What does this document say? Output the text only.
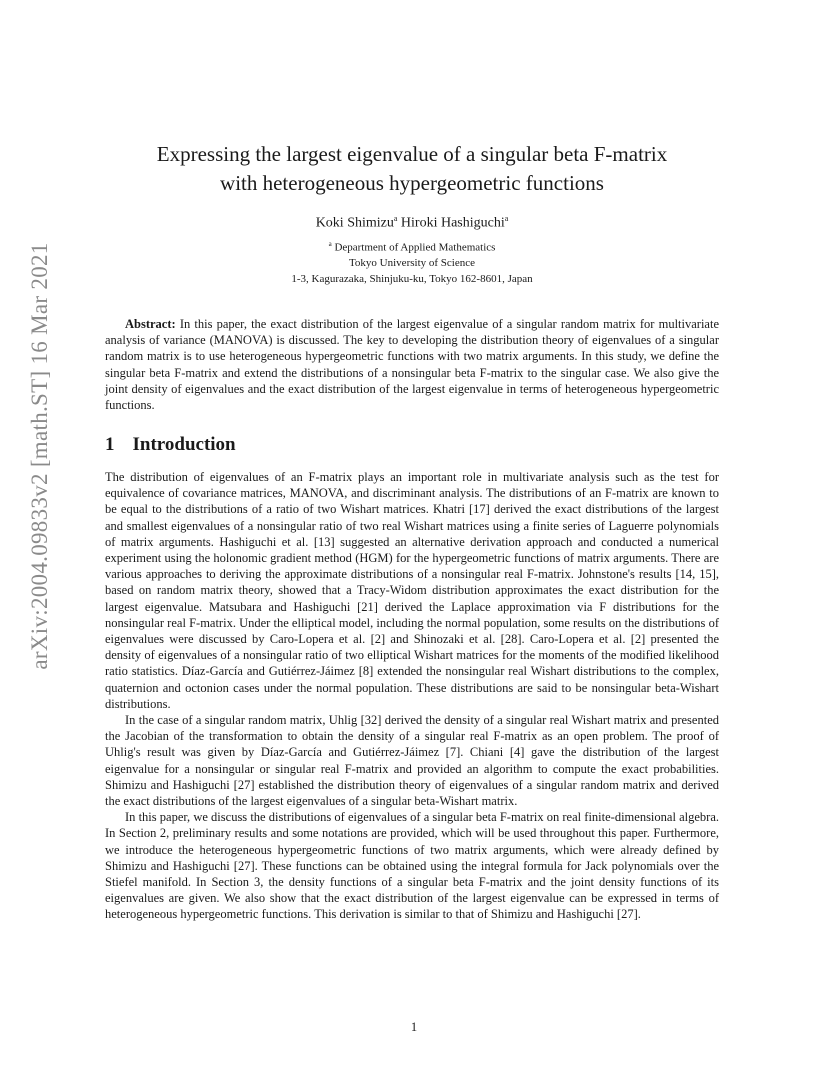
arXiv:2004.09833v2 [math.ST] 16 Mar 2021
Expressing the largest eigenvalue of a singular beta F-matrix
with heterogeneous hypergeometric functions
Koki Shimizu$^a$ Hiroki Hashiguchi$^a$
$^a$ Department of Applied Mathematics
Tokyo University of Science
1-3, Kagurazaka, Shinjuku-ku, Tokyo 162-8601, Japan
Abstract: In this paper, the exact distribution of the largest eigenvalue of a singular random matrix for multivariate analysis of variance (MANOVA) is discussed. The key to developing the distribution theory of eigenvalues of a singular random matrix is to use heterogeneous hypergeometric functions with two matrix arguments. In this study, we define the singular beta F-matrix and extend the distributions of a nonsingular beta F-matrix to the singular case. We also give the joint density of eigenvalues and the exact distribution of the largest eigenvalue in terms of heterogeneous hypergeometric functions.
1 Introduction

The distribution of eigenvalues of an F-matrix plays an important role in multivariate analysis such as the test for equivalence of covariance matrices, MANOVA, and discriminant analysis. The distributions of an F-matrix are known to be equal to the distributions of a ratio of two Wishart matrices. Khatri [17] derived the exact distributions of the largest and smallest eigenvalues of a nonsingular ratio of two real Wishart matrices using a finite series of Laguerre polynomials of matrix arguments. Hashiguchi et al. [13] suggested an alternative derivation approach and conducted a numerical experiment using the holonomic gradient method (HGM) for the hypergeometric functions of matrix arguments. There are various approaches to deriving the approximate distributions of a nonsingular real F-matrix. Johnstone's results [14, 15], based on random matrix theory, showed that a Tracy-Widom distribution approximates the exact distribution for the largest eigenvalue. Matsubara and Hashiguchi [21] derived the Laplace approximation via F distributions for the nonsingular real F-matrix. Under the elliptical model, including the normal population, some results on the distributions of eigenvalues were discussed by Caro-Lopera et al. [2] and Shinozaki et al. [28]. Caro-Lopera et al. [2] presented the density of eigenvalues of a nonsingular ratio of two elliptical Wishart matrices for the moments of the modified likelihood ratio statistics. Díaz-García and Gutiérrez-Jáimez [8] extended the nonsingular real Wishart distributions to the complex, quaternion and octonion cases under the normal population. These distributions are said to be nonsingular beta-Wishart distributions.

In the case of a singular random matrix, Uhlig [32] derived the density of a singular real Wishart matrix and presented the Jacobian of the transformation to obtain the density of a singular real F-matrix as an open problem. The proof of Uhlig's result was given by Díaz-García and Gutiérrez-Jáimez [7]. Chiani [4] gave the distribution of the largest eigenvalue for a nonsingular or singular real F-matrix and provided an algorithm to compute the exact probabilities. Shimizu and Hashiguchi [27] established the distribution theory of eigenvalues of a singular random matrix and derived the exact distributions of the largest eigenvalues of a singular beta-Wishart matrix.

In this paper, we discuss the distributions of eigenvalues of a singular beta F-matrix on real finite-dimensional algebra. In Section 2, preliminary results and some notations are provided, which will be used throughout this paper. Furthermore, we introduce the heterogeneous hypergeometric functions of two matrix arguments, which were already defined by Shimizu and Hashiguchi [27]. These functions can be obtained using the integral formula for Jack polynomials over the Stiefel manifold. In Section 3, the density functions of a singular beta F-matrix and the joint density functions of its eigenvalues are given. We also show that the exact distribution of the largest eigenvalue can be expressed in terms of heterogeneous hypergeometric functions. This derivation is similar to that of Shimizu and Hashiguchi [27].

1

### AIM
Pull every line holding "Tokyo" out of the records.

### REPLY
Tokyo University of Science
1-3, Kagurazaka, Shinjuku-ku, Tokyo 162-8601, Japan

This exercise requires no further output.